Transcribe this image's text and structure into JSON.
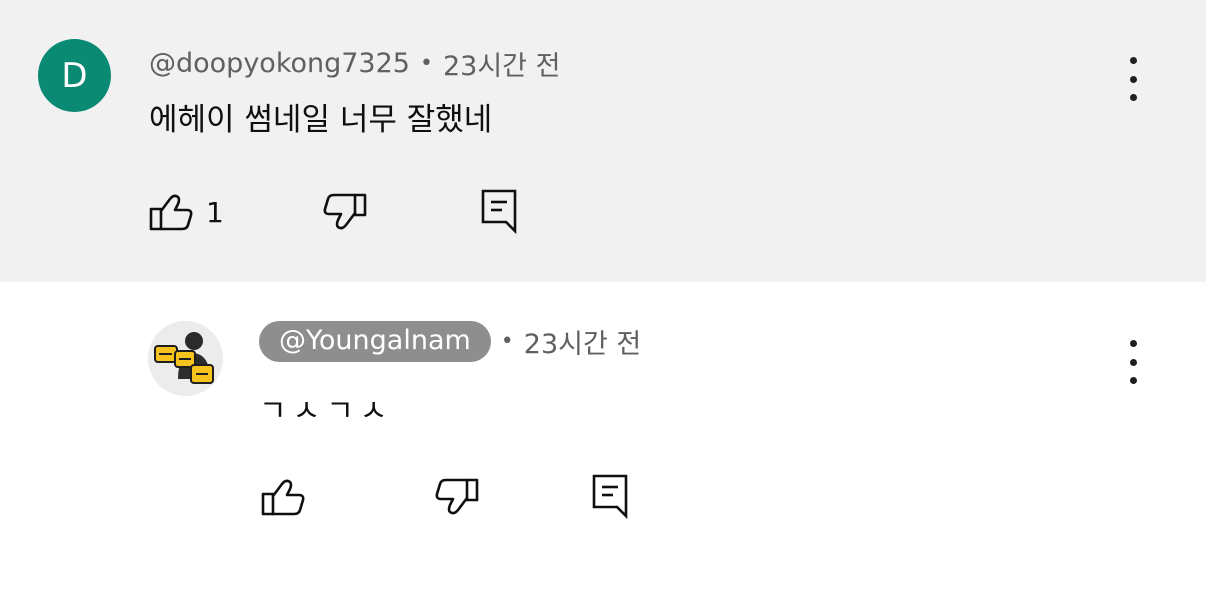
{
  "comments": [
    {
      "avatar_letter": "D",
      "author": "@doopyokong7325",
      "separator": "•",
      "time": "23시간 전",
      "text": "에헤이 썸네일 너무 잘했네",
      "like_count": "1"
    },
    {
      "avatar_alt": "영알남",
      "author": "@Youngalnam",
      "separator": "•",
      "time": "23시간 전",
      "text": "ㄱㅅㄱㅅ",
      "like_count": ""
    }
  ],
  "colors": {
    "highlight_background": "#f1f1f1",
    "avatar_d": "#0a8a73",
    "author_badge": "#8e8e8e",
    "meta_text": "#606060"
  },
  "icons": {
    "like": "thumbs-up-icon",
    "dislike": "thumbs-down-icon",
    "reply": "comment-reply-icon",
    "more": "more-vert-icon"
  }
}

What this task involves
Look over the records above and copy each line that includes the string "thumbs".

Exercise response
    "like": "thumbs-up-icon",
    "dislike": "thumbs-down-icon",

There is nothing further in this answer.